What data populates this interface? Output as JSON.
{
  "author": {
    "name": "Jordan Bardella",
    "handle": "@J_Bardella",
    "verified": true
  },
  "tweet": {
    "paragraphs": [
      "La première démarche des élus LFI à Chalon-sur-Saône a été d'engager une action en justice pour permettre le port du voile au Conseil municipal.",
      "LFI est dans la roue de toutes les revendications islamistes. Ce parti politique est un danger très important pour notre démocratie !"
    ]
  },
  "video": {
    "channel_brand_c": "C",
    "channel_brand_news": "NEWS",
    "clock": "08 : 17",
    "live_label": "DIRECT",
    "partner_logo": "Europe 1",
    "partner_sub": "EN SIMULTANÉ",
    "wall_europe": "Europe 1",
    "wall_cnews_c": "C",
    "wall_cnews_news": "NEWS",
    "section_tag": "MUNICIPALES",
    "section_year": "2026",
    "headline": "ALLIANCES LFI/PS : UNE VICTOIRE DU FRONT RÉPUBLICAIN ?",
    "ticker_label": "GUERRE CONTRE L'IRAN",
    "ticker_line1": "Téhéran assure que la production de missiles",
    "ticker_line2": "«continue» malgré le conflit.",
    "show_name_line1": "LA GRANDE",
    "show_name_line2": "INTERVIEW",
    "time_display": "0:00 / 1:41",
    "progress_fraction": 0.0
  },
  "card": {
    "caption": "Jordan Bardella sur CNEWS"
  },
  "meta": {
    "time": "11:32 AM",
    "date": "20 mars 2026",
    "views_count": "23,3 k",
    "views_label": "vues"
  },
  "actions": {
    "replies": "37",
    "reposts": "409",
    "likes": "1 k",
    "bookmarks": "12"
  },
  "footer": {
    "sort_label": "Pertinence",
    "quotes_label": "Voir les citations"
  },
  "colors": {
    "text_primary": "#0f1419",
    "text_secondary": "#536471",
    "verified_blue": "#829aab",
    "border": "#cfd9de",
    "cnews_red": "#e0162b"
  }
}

+++++

— EXERCISE —
Every entry should be printed again exactly as it stands.

— CORRECT RESPONSE —
What data populates this interface? Output as JSON.
{
  "author": {
    "name": "Jordan Bardella",
    "handle": "@J_Bardella",
    "verified": true
  },
  "tweet": {
    "paragraphs": [
      "La première démarche des élus LFI à Chalon-sur-Saône a été d'engager une action en justice pour permettre le port du voile au Conseil municipal.",
      "LFI est dans la roue de toutes les revendications islamistes. Ce parti politique est un danger très important pour notre démocratie !"
    ]
  },
  "video": {
    "channel_brand_c": "C",
    "channel_brand_news": "NEWS",
    "clock": "08 : 17",
    "live_label": "DIRECT",
    "partner_logo": "Europe 1",
    "partner_sub": "EN SIMULTANÉ",
    "wall_europe": "Europe 1",
    "wall_cnews_c": "C",
    "wall_cnews_news": "NEWS",
    "section_tag": "MUNICIPALES",
    "section_year": "2026",
    "headline": "ALLIANCES LFI/PS : UNE VICTOIRE DU FRONT RÉPUBLICAIN ?",
    "ticker_label": "GUERRE CONTRE L'IRAN",
    "ticker_line1": "Téhéran assure que la production de missiles",
    "ticker_line2": "«continue» malgré le conflit.",
    "show_name_line1": "LA GRANDE",
    "show_name_line2": "INTERVIEW",
    "time_display": "0:00 / 1:41",
    "progress_fraction": 0.0
  },
  "card": {
    "caption": "Jordan Bardella sur CNEWS"
  },
  "meta": {
    "time": "11:32 AM",
    "date": "20 mars 2026",
    "views_count": "23,3 k",
    "views_label": "vues"
  },
  "actions": {
    "replies": "37",
    "reposts": "409",
    "likes": "1 k",
    "bookmarks": "12"
  },
  "footer": {
    "sort_label": "Pertinence",
    "quotes_label": "Voir les citations"
  },
  "colors": {
    "text_primary": "#0f1419",
    "text_secondary": "#536471",
    "verified_blue": "#829aab",
    "border": "#cfd9de",
    "cnews_red": "#e0162b"
  }
}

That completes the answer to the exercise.